Data entries:
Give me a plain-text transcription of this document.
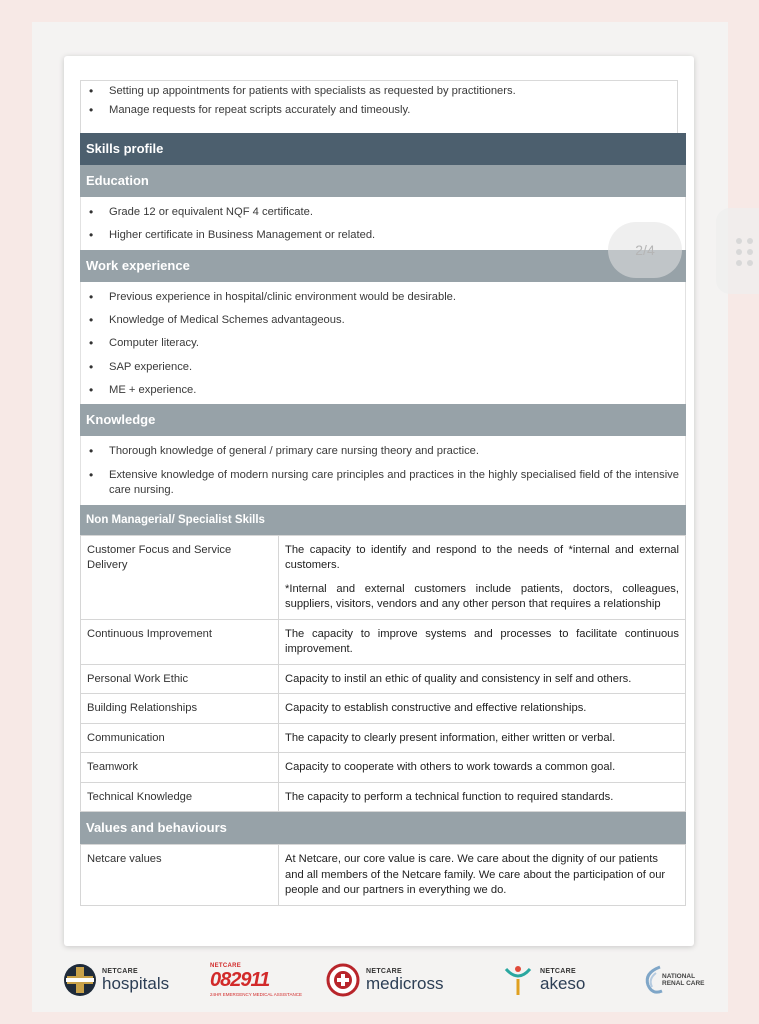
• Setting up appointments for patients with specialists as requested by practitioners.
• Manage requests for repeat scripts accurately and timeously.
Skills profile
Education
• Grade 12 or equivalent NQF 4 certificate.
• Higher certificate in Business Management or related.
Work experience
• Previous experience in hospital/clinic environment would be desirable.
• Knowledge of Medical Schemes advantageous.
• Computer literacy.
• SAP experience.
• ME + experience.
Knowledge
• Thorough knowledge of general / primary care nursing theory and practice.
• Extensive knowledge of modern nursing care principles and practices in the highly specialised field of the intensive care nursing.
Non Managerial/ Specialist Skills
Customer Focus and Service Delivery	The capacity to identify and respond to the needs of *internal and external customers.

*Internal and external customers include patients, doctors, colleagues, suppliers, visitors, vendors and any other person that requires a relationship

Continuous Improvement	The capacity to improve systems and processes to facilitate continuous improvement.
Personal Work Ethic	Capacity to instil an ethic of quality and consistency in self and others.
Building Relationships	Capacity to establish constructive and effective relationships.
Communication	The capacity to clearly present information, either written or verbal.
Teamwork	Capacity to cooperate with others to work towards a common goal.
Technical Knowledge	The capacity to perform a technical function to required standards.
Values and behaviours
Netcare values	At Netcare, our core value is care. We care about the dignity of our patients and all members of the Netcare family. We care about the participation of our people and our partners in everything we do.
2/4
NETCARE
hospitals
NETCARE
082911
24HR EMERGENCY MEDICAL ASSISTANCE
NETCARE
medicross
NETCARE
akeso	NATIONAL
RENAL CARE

§ Task prompt: What is needed is a word-for-word copy of the data, minus its pictures.

§ Response area:
Give me a plain-text transcription of this document.
• Setting up appointments for patients with specialists as requested by practitioners.
• Manage requests for repeat scripts accurately and timeously.
Skills profile
Education
• Grade 12 or equivalent NQF 4 certificate.
• Higher certificate in Business Management or related.
Work experience
• Previous experience in hospital/clinic environment would be desirable.
• Knowledge of Medical Schemes advantageous.
• Computer literacy.
• SAP experience.
• ME + experience.
Knowledge
• Thorough knowledge of general / primary care nursing theory and practice.
• Extensive knowledge of modern nursing care principles and practices in the highly specialised field of the intensive care nursing.
Non Managerial/ Specialist Skills
Customer Focus and Service Delivery	The capacity to identify and respond to the needs of *internal and external customers.

*Internal and external customers include patients, doctors, colleagues, suppliers, visitors, vendors and any other person that requires a relationship

Continuous Improvement	The capacity to improve systems and processes to facilitate continuous improvement.
Personal Work Ethic	Capacity to instil an ethic of quality and consistency in self and others.
Building Relationships	Capacity to establish constructive and effective relationships.
Communication	The capacity to clearly present information, either written or verbal.
Teamwork	Capacity to cooperate with others to work towards a common goal.
Technical Knowledge	The capacity to perform a technical function to required standards.
Values and behaviours
Netcare values	At Netcare, our core value is care. We care about the dignity of our patients and all members of the Netcare family. We care about the participation of our people and our partners in everything we do.
2/4
NETCARE
hospitals
NETCARE
082911
24HR EMERGENCY MEDICAL ASSISTANCE
NETCARE
medicross
NETCARE
akeso	NATIONAL
RENAL CARE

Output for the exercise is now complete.